Die Rolle der Kanzlerin im Hintergrund der Kandidatenkür

Die Entscheidung für Laschet kam in letzter Minute vor dem Union-Crash. In diesem Theaterstück trat Angela Merkel nicht auf, aber sie führte von Anfang an die Regie. Und am Ende gewinnen nur die Grünen.

IMAGO / Sven Simon
Markus Söder, Angela Merkel und Armin Laschet (Fotomontage)

Sprichwörtlich im letzten Moment hat der Rastelli von der Isar die Notbremse gezogen. Bis zum Schluss hielt er dabei wie immer zehn Bälle gleichzeitig in der Luft. Gerade noch rechtzeitig erkannte Söder, dass er im Poker um die Kanzlerkandidatur der Unionsparteien überzogen hatte. Der nächste Schritt wäre die Missachtung eines Vorstandsbeschlusses der CDU Deutschlands gewesen. Die Folgen sind gar nicht auszumalen: Neuauflage des Geistes von Kreuth, was nicht weniger hieße, als den Bruch der beiden Parteien mit zwangsläufiger Auflösung der Fraktionsgemeinschaft im Deutschen Bundestag.

▶ [ZU ERLEDIGENDE AUFGABEN]:
A) Prüfe für jede der folgenden Aussagen, ob sie mit dem Text über die Kandidatenkür übereinstimmt. Antworte jeweils mit Ja oder Nein und belege das mit einem wörtlichen Zitat der entscheidenden Stelle. (i) Angela Merkel trat in dem beschriebenen Theaterstück selbst auf. (ii) Söder hielt bis zum Schluss zehn Bälle gleichzeitig in der Luft. (iii) Ein Vorstandsbeschluss der CDU Deutschlands wurde missachtet.
B) Überführe aus den Datensätzen nur den Abschnitt in eine JSON-Liste von Zeichenketten, mit einem Eintrag pro Zeile und ohne Leerzeilen. Der Abschnitt beginnt mit der Zeile, die „series-point-ga65-31 — [401, 347, 411, 358]“ enthält, und endet mit der Zeile, die „series-point-ga64-29 — [381, 257, 391, 267]“ enthält; beide Zeilen gehören dazu.

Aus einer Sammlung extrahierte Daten
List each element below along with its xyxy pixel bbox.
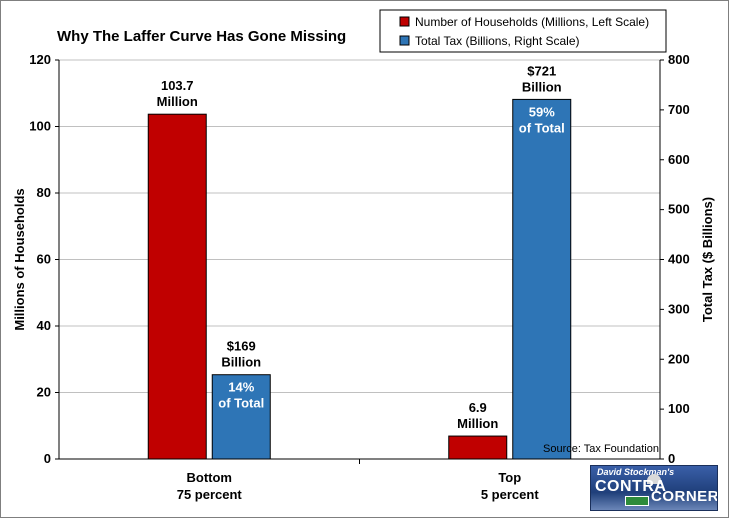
plot-area: 0 20 40 60 80 100 120 0 100 200 300 400 500 600 700 800…: [12, 52, 715, 502]
left-tick-label: 60: [37, 252, 51, 267]
right-tick-label: 500: [668, 202, 690, 217]
right-tick-label: 800: [668, 52, 690, 67]
right-tick-label: 400: [668, 252, 690, 267]
capitol-dome-icon: [647, 474, 661, 484]
street-sign-icon: [625, 496, 649, 506]
bar-data-label: Million: [157, 94, 198, 109]
source-annotation: Source: Tax Foundation: [543, 443, 659, 455]
left-tick-label: 20: [37, 385, 51, 400]
left-tick-label: 80: [37, 185, 51, 200]
left-tick-label: 100: [29, 119, 51, 134]
left-tick-label: 120: [29, 52, 51, 67]
y-axis-right-title: Total Tax ($ Billions): [700, 197, 715, 322]
right-tick-label: 200: [668, 351, 690, 366]
bar-data-label: 103.7: [161, 78, 194, 93]
bar-inner-label: 59%: [529, 104, 555, 119]
legend-box: [379, 9, 667, 53]
legend-entry: Total Tax (Billions, Right Scale): [415, 34, 580, 48]
bar-data-label: Billion: [522, 79, 562, 94]
logo-top-text: David Stockman's: [597, 467, 675, 477]
x-category-label: 5 percent: [481, 487, 539, 502]
logo-right-text: CORNER: [651, 488, 718, 505]
bar-data-label: Billion: [221, 355, 261, 370]
left-tick-label: 0: [44, 451, 51, 466]
logo-left-text: CONTRA: [595, 478, 667, 495]
bar-total-tax: [211, 374, 271, 460]
contra-corner-logo: David Stockman's CONTRA CORNER: [590, 465, 718, 511]
bar-total-tax: [512, 98, 572, 460]
x-category-label: Bottom: [187, 470, 233, 485]
right-tick-label: 0: [668, 451, 675, 466]
bar-inner-label: of Total: [218, 396, 264, 411]
bar-data-label: $169: [227, 339, 256, 354]
legend-swatch: [399, 35, 410, 46]
bar-data-label: 6.9: [469, 400, 487, 415]
right-tick-label: 600: [668, 152, 690, 167]
bar-data-label: $721: [527, 63, 556, 78]
bar-inner-label: of Total: [519, 120, 565, 135]
bar-households: [448, 435, 508, 460]
right-tick-label: 700: [668, 102, 690, 117]
legend-entry: Number of Households (Millions, Left Sca…: [415, 15, 649, 29]
bar-households: [147, 113, 207, 460]
x-category-label: Top: [498, 470, 521, 485]
left-tick-label: 40: [37, 318, 51, 333]
bar-data-label: Million: [457, 416, 498, 431]
right-tick-label: 100: [668, 401, 690, 416]
bar-inner-label: 14%: [228, 380, 254, 395]
legend: Number of Households (Millions, Left Sca…: [379, 9, 667, 53]
y-axis-left-title: Millions of Households: [12, 188, 27, 330]
chart-title: Why The Laffer Curve Has Gone Missing: [57, 28, 346, 45]
legend-swatch: [399, 16, 410, 27]
x-category-label: 75 percent: [177, 487, 243, 502]
right-tick-label: 300: [668, 301, 690, 316]
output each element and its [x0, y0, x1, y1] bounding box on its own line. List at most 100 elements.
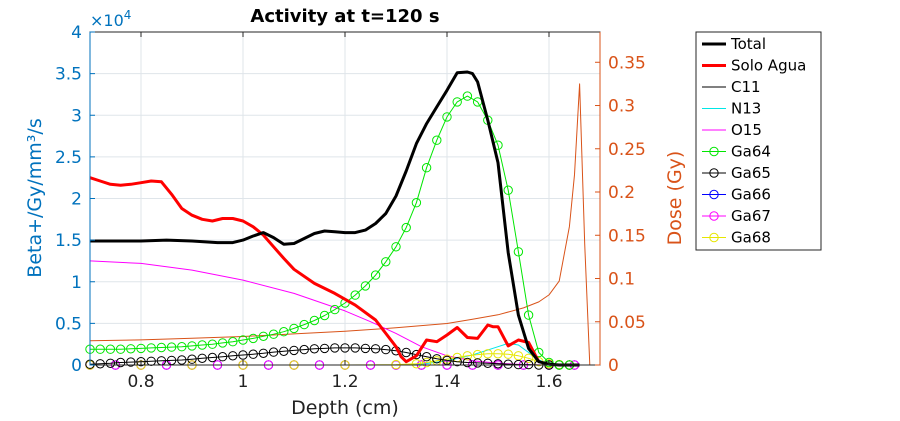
series-point-ga65-31 — [401, 347, 411, 358]
series-point-ga65-5 — [136, 357, 146, 367]
y-left-tick-label-6: 3 — [71, 106, 82, 126]
series-point-ga65-9 — [177, 355, 187, 365]
series-point-ga68-8 — [421, 357, 432, 368]
series-point-ga65-18 — [268, 347, 279, 357]
legend-box — [695, 31, 822, 251]
series-point-ga64-43 — [523, 310, 534, 320]
series-point-ga64-23 — [319, 310, 330, 321]
series-point-ga65-10 — [187, 354, 197, 364]
y-left-tick-label-2: 1 — [71, 273, 82, 293]
series-line-dose — [89, 83, 600, 366]
series-point-ga64-6 — [146, 343, 156, 353]
y-right-axis-label: Dose (Gy) — [664, 151, 686, 246]
series-point-ga64-30 — [391, 242, 401, 252]
series-point-ga64-29 — [381, 257, 391, 267]
legend: Total Solo Agua C11 N13 O15 Ga64 Ga65 Ga66 Ga67 G… — [695, 31, 822, 251]
series-point-ga68-15 — [493, 349, 503, 359]
series-point-ga64-7 — [156, 342, 167, 353]
series-point-ga64-27 — [360, 281, 371, 291]
series-point-ga68-14 — [483, 349, 493, 359]
legend-marker-ga64 — [709, 146, 719, 157]
y-right-tick-label-4: 0.2 — [608, 183, 635, 203]
series-point-ga64-36 — [452, 97, 462, 107]
series-line-solo-agua — [89, 176, 541, 364]
x-axis-label: Depth (cm) — [291, 397, 399, 419]
series-solo-agua — [89, 176, 541, 364]
series-point-ga64-24 — [330, 304, 340, 315]
series-point-ga64-34 — [432, 135, 442, 145]
series-point-ga64-12 — [207, 339, 218, 349]
x-tick-label-2: 1.2 — [331, 372, 358, 392]
series-point-ga65-19 — [279, 346, 289, 356]
series-point-ga64-16 — [248, 333, 258, 344]
series-point-ga64-11 — [197, 340, 207, 350]
y-left-tick-label-3: 1.5 — [55, 231, 82, 251]
y-left-tick-label-5: 2.5 — [55, 148, 82, 168]
legend-label-n13: N13 — [731, 100, 761, 118]
series-point-ga64-18 — [268, 329, 279, 339]
y-left-exponent: ×104 — [90, 8, 131, 30]
series-point-ga64-35 — [442, 112, 452, 122]
series-point-ga64-5 — [136, 343, 146, 354]
series-total — [90, 70, 580, 367]
legend-marker-ga66 — [709, 189, 719, 200]
series-point-ga65-13 — [217, 352, 228, 362]
x-tick-label-1: 1 — [238, 372, 249, 392]
series-point-ga65-38 — [472, 358, 483, 368]
series-point-ga64-9 — [177, 342, 187, 352]
series-point-ga65-41 — [503, 359, 513, 369]
y-right-tick-label-3: 0.15 — [608, 226, 646, 246]
series-point-ga65-33 — [421, 352, 432, 362]
legend-label-total: Total — [730, 35, 766, 53]
y-left-axis-label: Beta+/Gy/mm³/s — [24, 118, 46, 277]
series-line-total — [90, 70, 580, 367]
series-point-ga65-3 — [115, 357, 126, 368]
series-point-ga65-15 — [238, 350, 248, 360]
series-point-ga65-36 — [452, 357, 462, 367]
series-point-ga65-32 — [411, 349, 422, 360]
y-right-tick-label-7: 0.35 — [608, 53, 646, 73]
series-point-ga64-2 — [105, 344, 116, 354]
series-point-ga65-17 — [258, 348, 269, 358]
legend-label-c11: C11 — [731, 78, 761, 96]
series-point-ga64-42 — [513, 247, 524, 257]
series-point-ga65-11 — [197, 353, 207, 363]
series-point-ga68-12 — [462, 351, 473, 361]
series-point-ga64-20 — [289, 323, 299, 334]
series-point-ga65-2 — [105, 358, 116, 368]
legend-label-solo-agua: Solo Agua — [731, 57, 806, 75]
series-point-ga65-29 — [381, 344, 391, 355]
y-right-tick-label-1: 0.05 — [608, 313, 646, 333]
series-point-ga65-14 — [228, 351, 238, 361]
axis-ticks: 0.8 1 1.2 1.4 1.6 0 0.5 1 1.5 2 2.5 3 3.5 4 0 0.05 0.1 0.… — [55, 23, 646, 392]
series-point-ga65-28 — [370, 344, 381, 354]
series-point-ga64-10 — [187, 341, 197, 351]
y-left-tick-label-1: 0.5 — [55, 314, 82, 334]
y-left-tick-label-4: 2 — [71, 190, 82, 210]
series-point-ga65-16 — [248, 349, 258, 359]
y-left-tick-label-0: 0 — [71, 356, 82, 376]
series-point-ga65-27 — [360, 343, 371, 354]
x-tick-label-4: 1.6 — [535, 372, 562, 392]
series-point-ga65-1 — [95, 359, 105, 369]
series-point-ga64-32 — [411, 198, 422, 208]
chart-title: Activity at t=120 s — [250, 6, 439, 27]
series-point-ga65-4 — [126, 357, 136, 367]
legend-label-ga67: Ga67 — [731, 207, 771, 225]
series-point-ga68-7 — [411, 359, 422, 369]
series-dose — [89, 83, 600, 366]
series-point-ga64-21 — [299, 319, 309, 330]
series-point-ga68-18 — [523, 353, 534, 363]
series-point-ga64-17 — [258, 331, 269, 341]
y-right-tick-label-5: 0.25 — [608, 140, 646, 160]
series-point-ga65-39 — [483, 358, 493, 368]
series-point-ga65-40 — [493, 359, 503, 369]
y-left-exponent-power: 4 — [124, 8, 132, 22]
series-point-ga64-26 — [350, 290, 360, 300]
legend-label-ga66: Ga66 — [731, 186, 771, 204]
series-point-ga65-34 — [432, 354, 442, 364]
series-point-ga64-41 — [503, 185, 513, 195]
y-left-exponent-base: ×10 — [90, 11, 124, 30]
series-point-ga64-33 — [421, 163, 432, 173]
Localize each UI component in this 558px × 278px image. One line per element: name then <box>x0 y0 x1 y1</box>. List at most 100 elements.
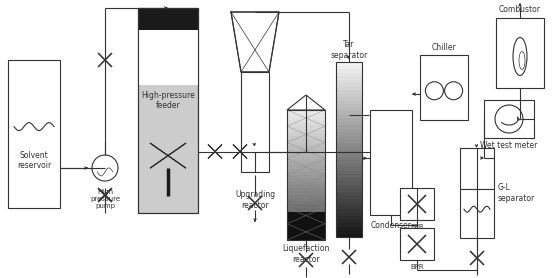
Bar <box>484 100 534 138</box>
Bar <box>138 8 198 213</box>
Bar <box>336 234 362 237</box>
Bar <box>336 115 362 118</box>
Bar <box>336 69 362 73</box>
Bar <box>420 55 468 120</box>
Polygon shape <box>99 189 111 201</box>
Circle shape <box>92 155 118 181</box>
Bar <box>287 172 325 175</box>
Polygon shape <box>231 12 279 72</box>
Bar <box>287 198 325 202</box>
Polygon shape <box>98 188 112 202</box>
Bar <box>336 195 362 199</box>
Bar <box>336 146 362 150</box>
Bar <box>336 118 362 122</box>
Polygon shape <box>98 53 112 67</box>
Bar <box>287 227 325 231</box>
Bar <box>336 125 362 129</box>
Text: Chiller: Chiller <box>432 43 456 51</box>
Bar <box>336 62 362 66</box>
Bar <box>287 143 325 146</box>
Bar <box>287 178 325 182</box>
Polygon shape <box>208 145 222 158</box>
Bar <box>336 160 362 164</box>
Polygon shape <box>208 145 222 158</box>
Bar <box>287 234 325 237</box>
Polygon shape <box>150 143 186 168</box>
Bar <box>336 157 362 160</box>
Bar <box>336 101 362 105</box>
Text: Tar
separator: Tar separator <box>330 40 368 60</box>
Bar <box>336 223 362 227</box>
Bar <box>336 192 362 195</box>
Bar <box>287 136 325 140</box>
Bar <box>370 110 412 215</box>
Bar <box>336 150 362 153</box>
Bar <box>287 217 325 221</box>
Bar <box>336 220 362 224</box>
Polygon shape <box>299 253 313 267</box>
Bar <box>287 113 325 117</box>
Bar <box>336 188 362 192</box>
Bar <box>336 111 362 115</box>
Bar <box>287 168 325 172</box>
Bar <box>287 116 325 120</box>
Polygon shape <box>99 189 111 201</box>
Bar <box>336 90 362 94</box>
Bar <box>336 167 362 171</box>
Bar <box>336 73 362 76</box>
Text: Upgrading
reactor: Upgrading reactor <box>235 190 275 210</box>
Text: High-pressure
feeder: High-pressure feeder <box>141 91 195 110</box>
Text: G-L
separator: G-L separator <box>498 183 535 203</box>
Bar <box>287 237 325 240</box>
Bar <box>336 198 362 202</box>
Bar <box>336 181 362 185</box>
Bar <box>287 211 325 215</box>
Bar <box>400 228 434 260</box>
Polygon shape <box>408 195 426 213</box>
Bar <box>287 159 325 163</box>
Bar <box>336 104 362 108</box>
Bar <box>336 108 362 111</box>
Bar <box>287 207 325 211</box>
Bar <box>287 182 325 185</box>
Bar <box>287 162 325 166</box>
Bar <box>8 60 60 208</box>
Bar <box>336 66 362 70</box>
Polygon shape <box>98 53 112 67</box>
Bar <box>336 209 362 213</box>
Bar <box>336 139 362 143</box>
Bar <box>336 170 362 175</box>
Bar <box>336 202 362 206</box>
Text: Condenser: Condenser <box>371 220 411 230</box>
Bar <box>336 80 362 83</box>
Bar <box>287 230 325 234</box>
Bar <box>336 143 362 147</box>
Polygon shape <box>233 145 247 158</box>
Bar <box>138 30 198 85</box>
Bar <box>336 121 362 125</box>
Bar <box>336 132 362 136</box>
Text: High
pressure
pump: High pressure pump <box>90 189 120 209</box>
Polygon shape <box>342 250 356 264</box>
Bar <box>336 93 362 98</box>
Bar <box>287 175 325 179</box>
Polygon shape <box>150 143 186 168</box>
Bar <box>287 191 325 195</box>
Polygon shape <box>470 251 484 265</box>
Bar <box>336 153 362 157</box>
Text: Combustor: Combustor <box>499 6 541 14</box>
Polygon shape <box>470 251 484 265</box>
Polygon shape <box>248 196 262 210</box>
Bar <box>287 149 325 153</box>
Bar <box>460 188 494 238</box>
Bar <box>287 201 325 205</box>
Bar <box>336 230 362 234</box>
Bar <box>287 165 325 169</box>
Bar <box>336 86 362 91</box>
Bar <box>287 220 325 224</box>
Text: Liquefaction
reactor: Liquefaction reactor <box>282 244 330 264</box>
Bar <box>287 139 325 143</box>
Bar <box>241 72 269 172</box>
Bar <box>138 8 198 30</box>
Bar <box>336 163 362 168</box>
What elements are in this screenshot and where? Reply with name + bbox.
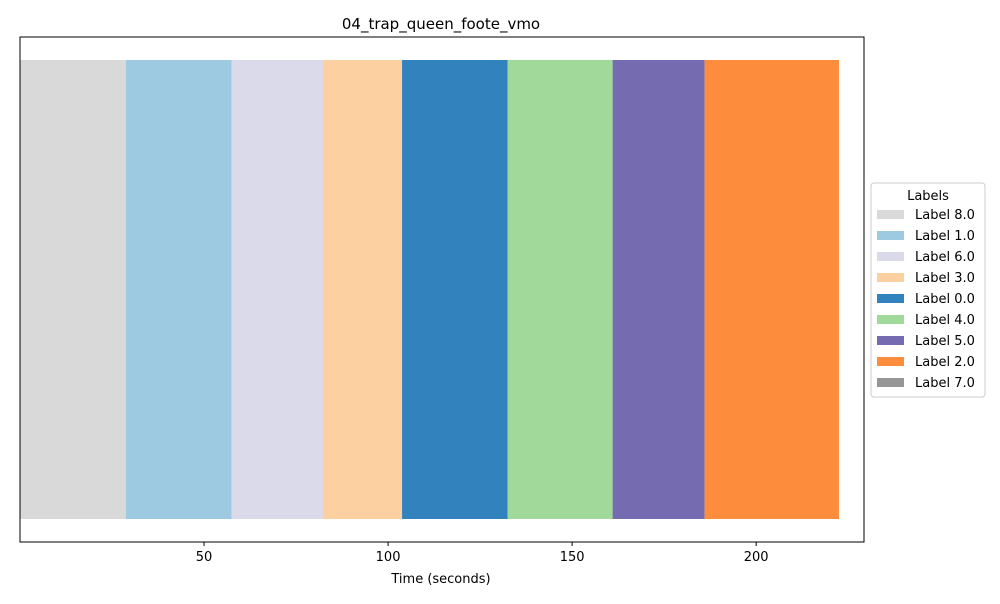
legend-swatch — [877, 252, 904, 261]
legend-swatch — [877, 210, 904, 219]
segment-label-0-0 — [402, 60, 508, 519]
segment-label-2-0 — [704, 60, 839, 519]
segment-label-4-0 — [507, 60, 613, 519]
x-tick-label: 200 — [744, 550, 769, 565]
legend-swatch — [877, 294, 904, 303]
x-tick-label: 150 — [560, 550, 585, 565]
legend-label: Label 7.0 — [915, 376, 975, 391]
x-axis-ticks: 50 100 150 200 — [196, 542, 769, 565]
legend-label: Label 8.0 — [915, 208, 975, 223]
segment-label-8-0 — [20, 60, 127, 519]
legend-swatch — [877, 273, 904, 282]
legend-swatch — [877, 336, 904, 345]
x-tick-label: 100 — [376, 550, 401, 565]
legend-label: Label 5.0 — [915, 334, 975, 349]
legend-label: Label 6.0 — [915, 250, 975, 265]
x-axis-label: Time (seconds) — [390, 572, 490, 587]
plot-frame — [19, 36, 865, 543]
legend-label: Label 0.0 — [915, 292, 975, 307]
legend-swatch — [877, 315, 904, 324]
chart-title: 04_trap_queen_foote_vmo — [342, 15, 540, 34]
legend-swatch — [877, 231, 904, 240]
x-tick-label: 50 — [196, 550, 213, 565]
segment-label-3-0 — [322, 60, 403, 519]
segment-label-6-0 — [231, 60, 323, 519]
legend-title: Labels — [907, 189, 949, 204]
legend-swatch — [877, 378, 904, 387]
legend-label: Label 2.0 — [915, 355, 975, 370]
legend-label: Label 3.0 — [915, 271, 975, 286]
legend-items: Label 8.0 Label 1.0 Label 6.0 Label 3.0 Labe… — [877, 208, 975, 391]
segment-label-1-0 — [126, 60, 232, 519]
legend-label: Label 1.0 — [915, 229, 975, 244]
segment-label-5-0 — [612, 60, 705, 519]
segments-layer — [20, 60, 839, 519]
legend-swatch — [877, 357, 904, 366]
legend-label: Label 4.0 — [915, 313, 975, 328]
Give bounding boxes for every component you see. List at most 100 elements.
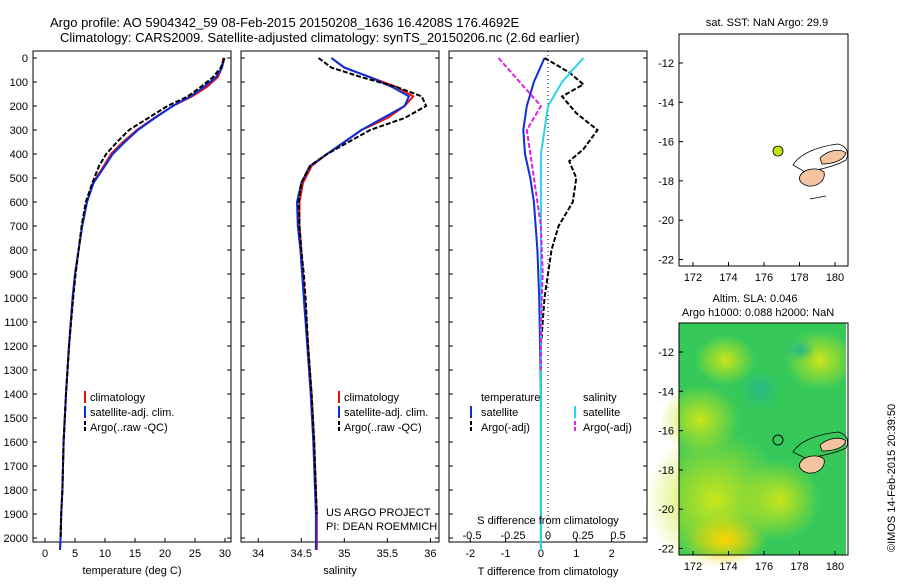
sla-float-marker <box>772 434 784 446</box>
depth-tick-label: 1700 <box>4 461 28 473</box>
salinity-xlabel: salinity <box>323 565 357 577</box>
map-y-tick-label: -16 <box>658 426 674 438</box>
depth-tick-label: 0 <box>22 53 28 65</box>
x-tick-label: 30 <box>219 548 231 560</box>
fiji-kadavu <box>809 195 827 200</box>
temperature-x-ticks: 0 5 10 15 20 25 30 <box>42 538 231 560</box>
legend-salinity: climatology satellite-adj. clim. Argo(..… <box>338 391 428 434</box>
map-y-tick-label: -18 <box>658 176 674 188</box>
map-y-tick-label: -20 <box>658 504 674 516</box>
sst-map-land <box>772 143 848 200</box>
legend-argo-label: Argo(..raw -QC) <box>90 422 168 434</box>
depth-tick-label: 300 <box>10 125 28 137</box>
legend3-sargo-label: Argo(-adj) <box>583 422 632 434</box>
map-x-tick-label: 172 <box>684 561 702 573</box>
sst-map-frame <box>678 33 849 267</box>
difference-panel <box>448 50 648 543</box>
map-x-tick-label: 176 <box>755 272 773 284</box>
depth-tick-label: 1900 <box>4 509 28 521</box>
depth-tick-label: 1000 <box>4 293 28 305</box>
depth-tick-label: 900 <box>10 269 28 281</box>
series-s-satellite <box>539 57 585 550</box>
legend-temperature: climatology satellite-adj. clim. Argo(..… <box>84 391 174 434</box>
x-tick-label: 10 <box>99 548 111 560</box>
x-tick-label: 1 <box>573 548 579 560</box>
sla-blob <box>740 370 780 410</box>
temperature-series <box>59 57 226 551</box>
depth-tick-label: 700 <box>10 221 28 233</box>
x-tick-label: 34.5 <box>291 548 312 560</box>
sla-nodata-strip <box>846 323 858 555</box>
salinity-x-ticks: 34 34.5 35 35.5 36 <box>252 538 437 560</box>
temperature-xlabel: temperature (deg C) <box>82 565 181 577</box>
x-tick-label: 34 <box>252 548 264 560</box>
s-diff-tick-label: -0.25 <box>500 530 525 542</box>
series-argo-raw-qc <box>59 57 226 539</box>
s-diff-tick-label: -0.5 <box>463 530 482 542</box>
project-line1: US ARGO PROJECT <box>326 507 431 519</box>
depth-tick-label: 1400 <box>4 389 28 401</box>
depth-tick-label: 600 <box>10 197 28 209</box>
legend3-targo-label: Argo(-adj) <box>481 422 530 434</box>
sst-map-ticks: 172 174 176 178 180 -12 -14 -16 -18 -20 -22 <box>658 58 844 284</box>
legend2-clim-label: climatology <box>344 392 400 404</box>
map-y-tick-label: -12 <box>658 347 674 359</box>
depth-tick-label: 500 <box>10 173 28 185</box>
fiji-vitilevu <box>799 168 825 187</box>
sla-blob <box>695 335 755 385</box>
depth-axis-labels: 0 100 200 300 400 500 600 700 800 900 1000 1100 1200… <box>4 53 647 545</box>
sla-title-line1: Altim. SLA: 0.046 <box>713 293 798 305</box>
legend3-sal-head: salinity <box>583 392 617 404</box>
x-tick-label: 20 <box>159 548 171 560</box>
x-tick-label: 0 <box>42 548 48 560</box>
map-x-tick-label: 172 <box>684 272 702 284</box>
sla-map-field <box>645 323 858 570</box>
map-y-tick-label: -20 <box>658 215 674 227</box>
sst-map-title: sat. SST: NaN Argo: 29.9 <box>706 17 828 29</box>
s-diff-tick-label: 0.25 <box>572 530 593 542</box>
x-tick-label: 35.5 <box>377 548 398 560</box>
depth-tick-label: 100 <box>10 77 28 89</box>
header-line2: Climatology: CARS2009. Satellite-adjuste… <box>60 30 580 45</box>
project-line2: PI: DEAN ROEMMICH <box>326 521 437 533</box>
x-tick-label: -1 <box>501 548 511 560</box>
depth-tick-label: 200 <box>10 101 28 113</box>
depth-tick-label: 2000 <box>4 533 28 545</box>
depth-tick-label: 1600 <box>4 437 28 449</box>
salinity-series <box>295 57 428 550</box>
legend3-tsat-label: satellite <box>481 407 518 419</box>
sla-blob <box>660 385 740 455</box>
legend-sat-label: satellite-adj. clim. <box>90 407 174 419</box>
x-tick-label: 35 <box>338 548 350 560</box>
legend-difference: temperature salinity satellite Argo(-adj… <box>470 392 632 434</box>
legend-clim-label: climatology <box>90 392 146 404</box>
fiji-coastline-outline <box>792 431 848 459</box>
x-tick-label: 0 <box>538 548 544 560</box>
x-tick-label: 2 <box>609 548 615 560</box>
fiji-vanualevu <box>819 149 847 165</box>
map-y-tick-label: -18 <box>658 465 674 477</box>
t-diff-xlabel: T difference from climatology <box>478 566 619 578</box>
depth-tick-label: 1200 <box>4 341 28 353</box>
map-y-tick-label: -22 <box>658 544 674 556</box>
x-tick-label: 15 <box>129 548 141 560</box>
map-x-tick-label: 174 <box>719 561 737 573</box>
x-tick-label: 5 <box>72 548 78 560</box>
sla-blob <box>740 460 820 540</box>
fiji-vanualevu <box>819 437 847 452</box>
x-tick-label: 25 <box>189 548 201 560</box>
depth-tick-label: 1800 <box>4 485 28 497</box>
depth-tick-label: 800 <box>10 245 28 257</box>
fiji-coastline-outline <box>792 143 848 173</box>
credit-text: ©IMOS 14-Feb-2015 20:39:50 <box>886 404 898 552</box>
map-y-tick-label: -16 <box>658 137 674 149</box>
x-tick-label: -2 <box>465 548 475 560</box>
series-s-argo-adj <box>497 57 544 370</box>
map-y-tick-label: -14 <box>658 386 674 398</box>
map-x-tick-label: 178 <box>790 272 808 284</box>
depth-tick-label: 1300 <box>4 365 28 377</box>
series-t-argo-adj <box>539 57 599 394</box>
sla-map-land <box>772 431 848 474</box>
legend2-sat-label: satellite-adj. clim. <box>344 407 428 419</box>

▶ [ERGEBNISSE]:
A)
(i) Nein: „In diesem Theaterstück trat Angela Merkel nicht auf, aber sie führte von Anfang an die Regie.“
(ii) Ja: „Bis zum Schluss hielt er dabei wie immer zehn Bälle gleichzeitig in der Luft.“
(iii) Nein: „Der nächste Schritt wäre die Missachtung eines Vorstandsbeschlusses der CDU Deutschlands gewesen.“

B)
[
  "series-point-ga65-31 — [401, 347, 411, 358]",
  "series-point-ga65-5 — [136, 357, 146, 367]",
  "y-left-tick-label-6: 3 — [71, 106, 82, 126]",
  "series-point-ga65-9 — [177, 355, 187, 365]",
  "series-point-ga68-8 — [421, 357, 432, 368]",
  "series-point-ga65-18 — [268, 347, 279, 357]",
  "legend-box — [695, 31, 822, 251]",
  "series-point-ga64-43 — [523, 310, 534, 320]",
  "series-point-ga64-23 — [319, 310, 330, 321]",
  "series-point-ga65-10 — [187, 354, 197, 364]",
  "y-left-tick-label-2: 1 — [71, 273, 82, 293]",
  "series-line-dose — [89, 83, 600, 366]",
  "series-point-ga64-6 — [146, 343, 156, 353]",
  "y-right-axis-label: Dose (Gy) — [664, 151, 686, 246]",
  "series-point-ga64-30 — [391, 242, 401, 252]",
  "series-point-ga64-29 — [381, 257, 391, 267]"
]